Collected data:
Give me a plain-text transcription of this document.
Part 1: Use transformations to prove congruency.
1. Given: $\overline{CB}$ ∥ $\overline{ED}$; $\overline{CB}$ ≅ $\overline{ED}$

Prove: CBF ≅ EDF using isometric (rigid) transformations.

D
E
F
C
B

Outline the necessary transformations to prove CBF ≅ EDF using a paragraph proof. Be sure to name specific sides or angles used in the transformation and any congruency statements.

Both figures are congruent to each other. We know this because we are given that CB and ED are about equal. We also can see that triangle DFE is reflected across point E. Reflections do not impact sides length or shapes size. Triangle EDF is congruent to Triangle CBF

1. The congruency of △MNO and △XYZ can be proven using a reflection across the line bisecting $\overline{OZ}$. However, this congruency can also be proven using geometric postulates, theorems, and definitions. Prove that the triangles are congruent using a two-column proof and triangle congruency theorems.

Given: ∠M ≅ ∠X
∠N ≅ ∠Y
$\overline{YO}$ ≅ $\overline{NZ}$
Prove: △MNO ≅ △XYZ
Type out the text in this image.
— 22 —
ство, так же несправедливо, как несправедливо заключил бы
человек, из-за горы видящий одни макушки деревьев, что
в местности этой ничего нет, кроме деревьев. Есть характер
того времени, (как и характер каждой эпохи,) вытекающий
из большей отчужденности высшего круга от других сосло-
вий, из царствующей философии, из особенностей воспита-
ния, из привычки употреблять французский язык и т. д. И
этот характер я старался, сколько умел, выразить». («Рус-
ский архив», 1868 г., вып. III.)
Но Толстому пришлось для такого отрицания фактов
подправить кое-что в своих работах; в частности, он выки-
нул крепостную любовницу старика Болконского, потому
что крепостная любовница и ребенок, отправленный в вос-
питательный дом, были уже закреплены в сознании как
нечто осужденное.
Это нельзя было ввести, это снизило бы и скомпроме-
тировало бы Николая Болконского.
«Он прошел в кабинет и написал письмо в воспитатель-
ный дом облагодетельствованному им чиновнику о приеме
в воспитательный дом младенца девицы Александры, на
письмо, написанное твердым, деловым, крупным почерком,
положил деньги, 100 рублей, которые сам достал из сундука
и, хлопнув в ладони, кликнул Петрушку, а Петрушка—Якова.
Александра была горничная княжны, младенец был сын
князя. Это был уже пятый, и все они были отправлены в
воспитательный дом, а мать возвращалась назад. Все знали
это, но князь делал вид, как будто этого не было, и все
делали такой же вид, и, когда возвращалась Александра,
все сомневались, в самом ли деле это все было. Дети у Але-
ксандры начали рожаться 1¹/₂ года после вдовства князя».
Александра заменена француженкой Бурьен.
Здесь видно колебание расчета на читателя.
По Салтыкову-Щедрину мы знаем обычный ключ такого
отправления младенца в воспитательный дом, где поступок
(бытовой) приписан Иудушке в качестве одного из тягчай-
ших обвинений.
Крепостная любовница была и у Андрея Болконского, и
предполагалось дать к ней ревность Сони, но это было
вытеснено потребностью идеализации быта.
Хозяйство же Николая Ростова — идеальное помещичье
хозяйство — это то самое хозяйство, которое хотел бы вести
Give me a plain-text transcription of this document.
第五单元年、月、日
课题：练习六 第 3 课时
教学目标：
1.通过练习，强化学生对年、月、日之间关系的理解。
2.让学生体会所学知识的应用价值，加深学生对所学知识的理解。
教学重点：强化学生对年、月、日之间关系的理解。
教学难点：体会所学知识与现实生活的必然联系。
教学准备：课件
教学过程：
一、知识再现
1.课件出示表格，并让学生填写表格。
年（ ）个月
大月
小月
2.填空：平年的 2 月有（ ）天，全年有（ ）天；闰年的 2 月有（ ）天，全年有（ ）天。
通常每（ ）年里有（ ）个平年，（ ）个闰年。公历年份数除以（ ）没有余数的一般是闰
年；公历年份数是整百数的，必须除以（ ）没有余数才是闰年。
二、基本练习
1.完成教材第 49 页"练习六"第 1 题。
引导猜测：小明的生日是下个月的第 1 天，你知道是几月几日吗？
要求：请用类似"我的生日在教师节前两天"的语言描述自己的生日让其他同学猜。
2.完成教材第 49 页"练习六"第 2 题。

:: WORK TO COMPLETE ::
Show the lines where the word "деревьев" appears in the entries.

:: SOLVED EXERCISE ::
человек, из-за горы видящий одни макушки деревьев, что
в местности этой ничего нет, кроме деревьев. Есть характер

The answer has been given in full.